**What the task requires**
Write out the full listing again, exactly as it stands.

**Stored records**

════════

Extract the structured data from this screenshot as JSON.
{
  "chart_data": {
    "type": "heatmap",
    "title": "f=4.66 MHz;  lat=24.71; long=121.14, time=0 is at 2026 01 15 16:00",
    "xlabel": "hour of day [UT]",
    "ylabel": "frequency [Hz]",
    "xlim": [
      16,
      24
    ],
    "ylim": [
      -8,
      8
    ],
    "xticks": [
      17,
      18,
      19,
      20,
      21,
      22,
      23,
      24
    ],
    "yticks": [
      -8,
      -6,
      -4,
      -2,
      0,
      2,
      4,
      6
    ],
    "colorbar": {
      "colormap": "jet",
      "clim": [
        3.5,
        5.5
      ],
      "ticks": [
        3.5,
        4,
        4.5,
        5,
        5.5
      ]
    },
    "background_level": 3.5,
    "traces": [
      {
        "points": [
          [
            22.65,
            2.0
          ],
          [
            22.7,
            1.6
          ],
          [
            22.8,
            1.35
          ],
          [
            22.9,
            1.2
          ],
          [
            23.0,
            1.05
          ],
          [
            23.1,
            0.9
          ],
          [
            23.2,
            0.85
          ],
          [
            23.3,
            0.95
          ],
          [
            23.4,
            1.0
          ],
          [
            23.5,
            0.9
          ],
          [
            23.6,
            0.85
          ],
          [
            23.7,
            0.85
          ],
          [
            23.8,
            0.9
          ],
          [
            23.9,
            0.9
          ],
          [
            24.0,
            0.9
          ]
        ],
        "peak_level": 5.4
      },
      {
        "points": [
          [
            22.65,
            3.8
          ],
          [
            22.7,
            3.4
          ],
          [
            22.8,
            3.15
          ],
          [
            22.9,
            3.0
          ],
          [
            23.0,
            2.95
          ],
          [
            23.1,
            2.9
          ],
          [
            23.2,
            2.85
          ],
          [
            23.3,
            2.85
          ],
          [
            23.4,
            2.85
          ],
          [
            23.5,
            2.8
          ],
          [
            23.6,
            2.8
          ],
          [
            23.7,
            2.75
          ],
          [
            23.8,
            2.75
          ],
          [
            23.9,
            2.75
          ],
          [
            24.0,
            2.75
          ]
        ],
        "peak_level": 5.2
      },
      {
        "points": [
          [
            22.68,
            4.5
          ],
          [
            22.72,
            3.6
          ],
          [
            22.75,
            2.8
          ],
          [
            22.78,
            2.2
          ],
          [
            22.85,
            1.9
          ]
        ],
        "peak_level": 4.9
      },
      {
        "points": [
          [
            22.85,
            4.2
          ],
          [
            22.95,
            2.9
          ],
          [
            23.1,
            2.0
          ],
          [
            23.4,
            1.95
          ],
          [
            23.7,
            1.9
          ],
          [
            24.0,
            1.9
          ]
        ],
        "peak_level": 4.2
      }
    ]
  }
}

════════

**Result for this task**
Extract the structured data from this screenshot as JSON.
{
  "chart_data": {
    "type": "heatmap",
    "title": "f=4.66 MHz;  lat=24.71; long=121.14, time=0 is at 2026 01 15 16:00",
    "xlabel": "hour of day [UT]",
    "ylabel": "frequency [Hz]",
    "xlim": [
      16,
      24
    ],
    "ylim": [
      -8,
      8
    ],
    "xticks": [
      17,
      18,
      19,
      20,
      21,
      22,
      23,
      24
    ],
    "yticks": [
      -8,
      -6,
      -4,
      -2,
      0,
      2,
      4,
      6
    ],
    "colorbar": {
      "colormap": "jet",
      "clim": [
        3.5,
        5.5
      ],
      "ticks": [
        3.5,
        4,
        4.5,
        5,
        5.5
      ]
    },
    "background_level": 3.5,
    "traces": [
      {
        "points": [
          [
            22.65,
            2.0
          ],
          [
            22.7,
            1.6
          ],
          [
            22.8,
            1.35
          ],
          [
            22.9,
            1.2
          ],
          [
            23.0,
            1.05
          ],
          [
            23.1,
            0.9
          ],
          [
            23.2,
            0.85
          ],
          [
            23.3,
            0.95
          ],
          [
            23.4,
            1.0
          ],
          [
            23.5,
            0.9
          ],
          [
            23.6,
            0.85
          ],
          [
            23.7,
            0.85
          ],
          [
            23.8,
            0.9
          ],
          [
            23.9,
            0.9
          ],
          [
            24.0,
            0.9
          ]
        ],
        "peak_level": 5.4
      },
      {
        "points": [
          [
            22.65,
            3.8
          ],
          [
            22.7,
            3.4
          ],
          [
            22.8,
            3.15
          ],
          [
            22.9,
            3.0
          ],
          [
            23.0,
            2.95
          ],
          [
            23.1,
            2.9
          ],
          [
            23.2,
            2.85
          ],
          [
            23.3,
            2.85
          ],
          [
            23.4,
            2.85
          ],
          [
            23.5,
            2.8
          ],
          [
            23.6,
            2.8
          ],
          [
            23.7,
            2.75
          ],
          [
            23.8,
            2.75
          ],
          [
            23.9,
            2.75
          ],
          [
            24.0,
            2.75
          ]
        ],
        "peak_level": 5.2
      },
      {
        "points": [
          [
            22.68,
            4.5
          ],
          [
            22.72,
            3.6
          ],
          [
            22.75,
            2.8
          ],
          [
            22.78,
            2.2
          ],
          [
            22.85,
            1.9
          ]
        ],
        "peak_level": 4.9
      },
      {
        "points": [
          [
            22.85,
            4.2
          ],
          [
            22.95,
            2.9
          ],
          [
            23.1,
            2.0
          ],
          [
            23.4,
            1.95
          ],
          [
            23.7,
            1.9
          ],
          [
            24.0,
            1.9
          ]
        ],
        "peak_level": 4.2
      }
    ]
  }
}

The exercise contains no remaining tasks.